▶ _Your goal_
Scan the listing and work out how many lines contain the word "contexto". Nothing but the number should be given.
━━━━━ Data provided
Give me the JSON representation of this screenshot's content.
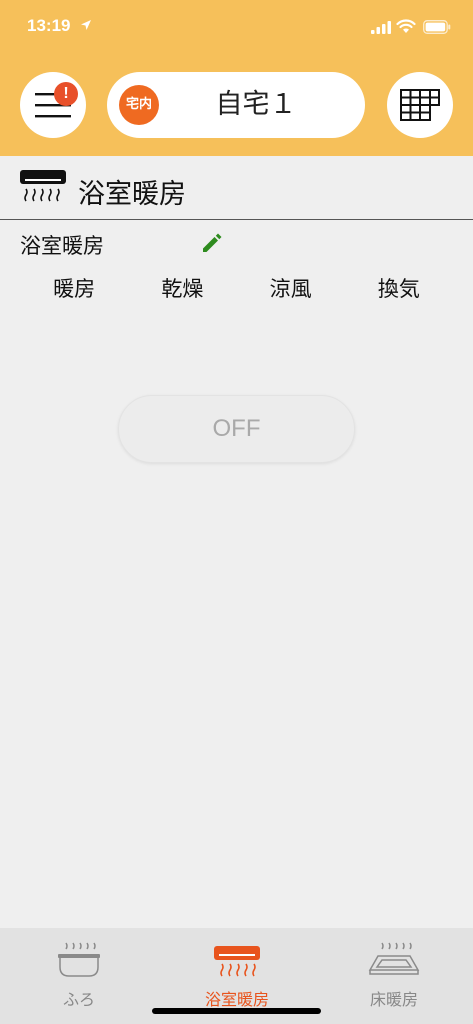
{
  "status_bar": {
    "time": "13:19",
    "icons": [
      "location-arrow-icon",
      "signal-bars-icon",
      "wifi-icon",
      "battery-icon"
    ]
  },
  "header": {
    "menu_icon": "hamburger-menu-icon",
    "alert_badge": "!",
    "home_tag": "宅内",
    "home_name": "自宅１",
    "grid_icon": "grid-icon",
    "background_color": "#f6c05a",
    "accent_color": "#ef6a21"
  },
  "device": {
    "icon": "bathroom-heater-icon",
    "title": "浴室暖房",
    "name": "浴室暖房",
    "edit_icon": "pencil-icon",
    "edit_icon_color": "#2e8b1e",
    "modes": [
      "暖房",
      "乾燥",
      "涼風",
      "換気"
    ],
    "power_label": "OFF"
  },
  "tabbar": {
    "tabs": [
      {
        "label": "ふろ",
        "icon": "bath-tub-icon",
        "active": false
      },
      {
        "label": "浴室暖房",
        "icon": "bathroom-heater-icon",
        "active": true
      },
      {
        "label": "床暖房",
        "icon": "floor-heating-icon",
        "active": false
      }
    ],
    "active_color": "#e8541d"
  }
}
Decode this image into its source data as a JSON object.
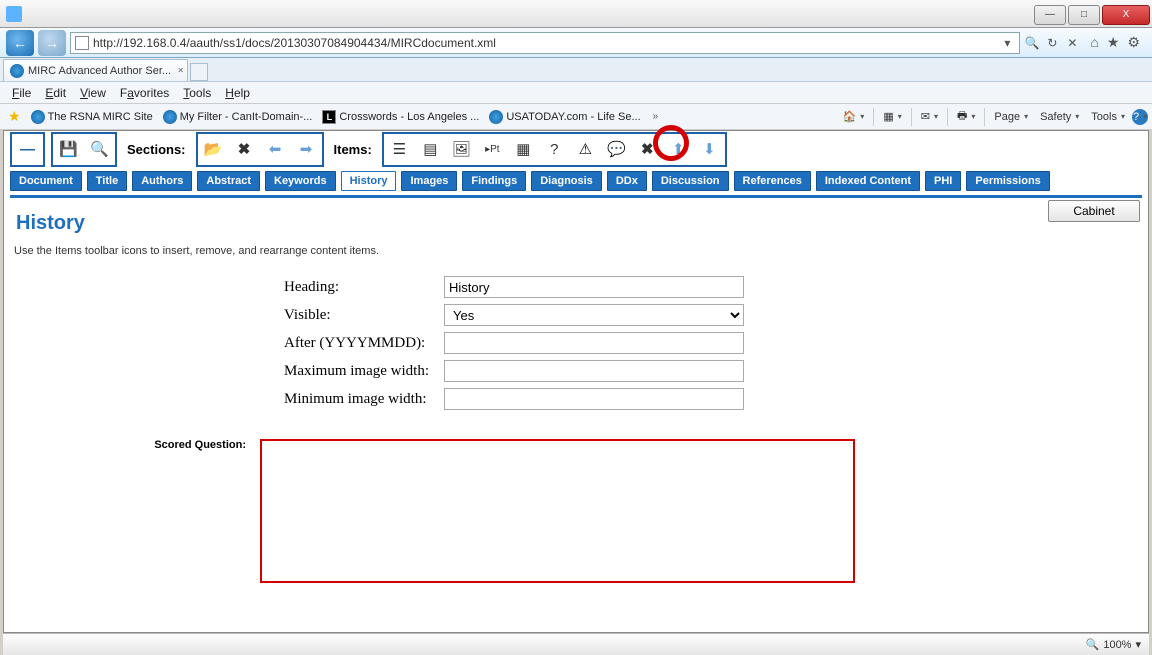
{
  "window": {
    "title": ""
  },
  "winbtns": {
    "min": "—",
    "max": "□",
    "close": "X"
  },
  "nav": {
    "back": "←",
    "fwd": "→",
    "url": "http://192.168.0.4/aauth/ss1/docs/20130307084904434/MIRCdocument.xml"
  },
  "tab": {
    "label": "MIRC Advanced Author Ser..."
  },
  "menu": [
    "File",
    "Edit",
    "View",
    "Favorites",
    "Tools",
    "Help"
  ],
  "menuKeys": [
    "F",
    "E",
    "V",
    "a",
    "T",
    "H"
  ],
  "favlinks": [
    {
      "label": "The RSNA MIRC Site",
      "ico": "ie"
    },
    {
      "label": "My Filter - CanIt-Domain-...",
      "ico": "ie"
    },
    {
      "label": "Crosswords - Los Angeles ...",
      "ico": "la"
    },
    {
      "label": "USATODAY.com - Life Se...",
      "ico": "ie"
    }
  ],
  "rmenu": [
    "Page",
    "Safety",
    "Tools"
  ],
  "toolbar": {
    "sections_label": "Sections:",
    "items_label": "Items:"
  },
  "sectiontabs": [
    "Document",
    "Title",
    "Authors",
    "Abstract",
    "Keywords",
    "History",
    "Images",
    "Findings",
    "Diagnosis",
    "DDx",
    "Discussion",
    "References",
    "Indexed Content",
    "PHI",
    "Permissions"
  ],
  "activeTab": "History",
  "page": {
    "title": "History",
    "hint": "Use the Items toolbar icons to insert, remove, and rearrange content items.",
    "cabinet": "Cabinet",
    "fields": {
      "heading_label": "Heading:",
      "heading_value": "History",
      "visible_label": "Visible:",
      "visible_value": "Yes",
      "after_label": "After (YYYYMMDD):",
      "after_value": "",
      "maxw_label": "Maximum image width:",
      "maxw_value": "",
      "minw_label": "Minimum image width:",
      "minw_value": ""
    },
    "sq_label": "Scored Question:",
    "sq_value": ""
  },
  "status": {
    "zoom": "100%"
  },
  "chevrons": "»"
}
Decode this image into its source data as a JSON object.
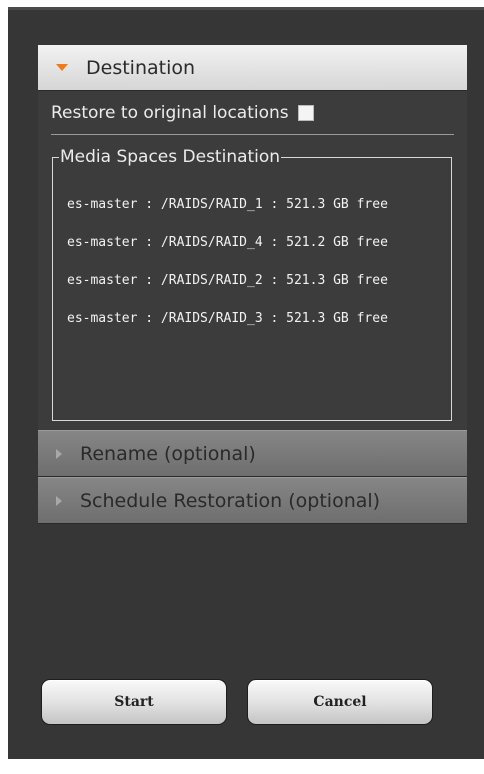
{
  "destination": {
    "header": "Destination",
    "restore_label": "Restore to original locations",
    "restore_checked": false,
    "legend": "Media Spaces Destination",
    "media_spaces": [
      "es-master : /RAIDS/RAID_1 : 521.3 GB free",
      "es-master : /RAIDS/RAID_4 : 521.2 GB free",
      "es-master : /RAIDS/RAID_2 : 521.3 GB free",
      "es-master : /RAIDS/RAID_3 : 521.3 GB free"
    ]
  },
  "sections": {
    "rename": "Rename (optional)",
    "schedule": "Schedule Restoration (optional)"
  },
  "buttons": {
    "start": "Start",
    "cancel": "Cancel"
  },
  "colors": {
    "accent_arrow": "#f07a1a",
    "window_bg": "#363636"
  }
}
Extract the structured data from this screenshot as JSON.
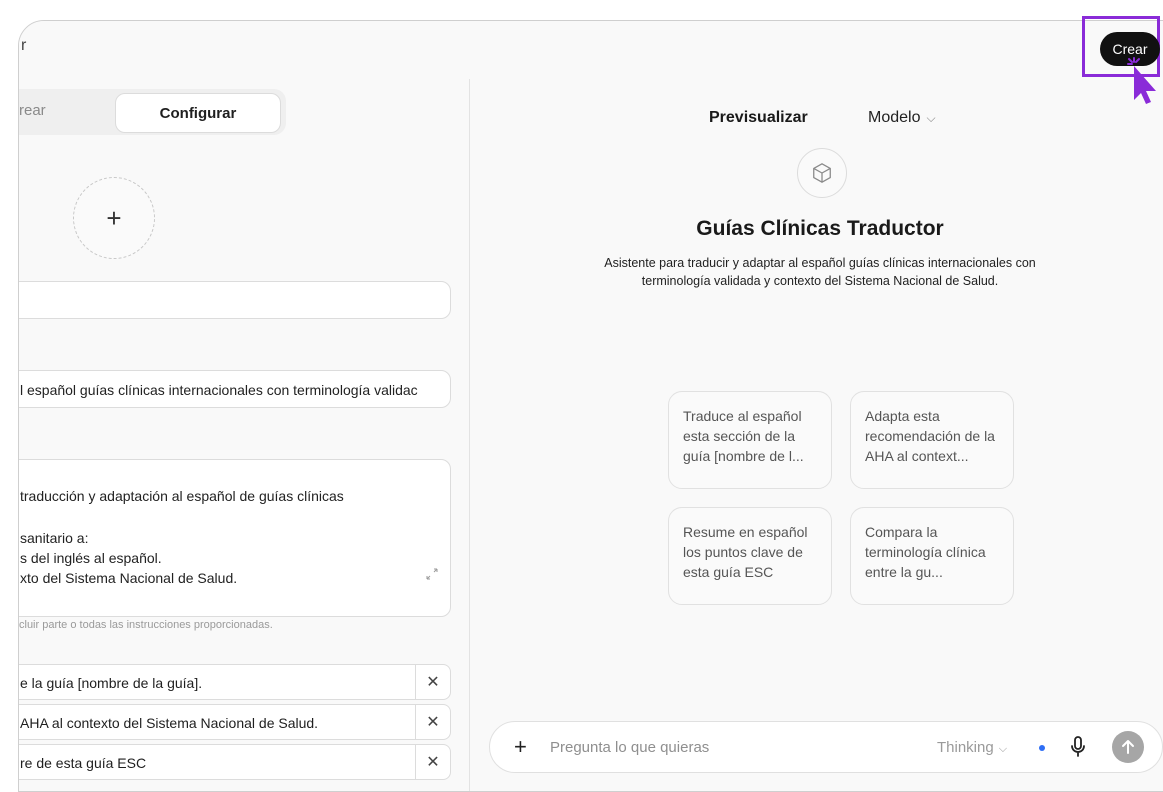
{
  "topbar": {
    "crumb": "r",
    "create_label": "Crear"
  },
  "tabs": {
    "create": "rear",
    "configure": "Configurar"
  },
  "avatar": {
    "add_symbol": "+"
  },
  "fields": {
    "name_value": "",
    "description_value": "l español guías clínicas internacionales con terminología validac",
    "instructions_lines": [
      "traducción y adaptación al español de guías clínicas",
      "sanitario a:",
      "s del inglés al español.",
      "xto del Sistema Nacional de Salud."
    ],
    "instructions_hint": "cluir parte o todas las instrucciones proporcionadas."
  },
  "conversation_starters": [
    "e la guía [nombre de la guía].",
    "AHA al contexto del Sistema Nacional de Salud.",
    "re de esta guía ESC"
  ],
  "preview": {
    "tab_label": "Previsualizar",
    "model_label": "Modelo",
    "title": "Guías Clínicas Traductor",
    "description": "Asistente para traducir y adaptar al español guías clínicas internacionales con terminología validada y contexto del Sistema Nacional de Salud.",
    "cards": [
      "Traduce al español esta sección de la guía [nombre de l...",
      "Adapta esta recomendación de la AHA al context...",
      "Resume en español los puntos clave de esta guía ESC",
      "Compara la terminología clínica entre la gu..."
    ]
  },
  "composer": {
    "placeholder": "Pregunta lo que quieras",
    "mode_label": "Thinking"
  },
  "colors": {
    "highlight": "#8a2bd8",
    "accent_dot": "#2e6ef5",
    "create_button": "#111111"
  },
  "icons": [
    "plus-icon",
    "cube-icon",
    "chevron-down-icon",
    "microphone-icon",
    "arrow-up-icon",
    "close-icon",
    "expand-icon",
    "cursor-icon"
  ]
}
━━━━━━━━━━
▶ _Written response_
2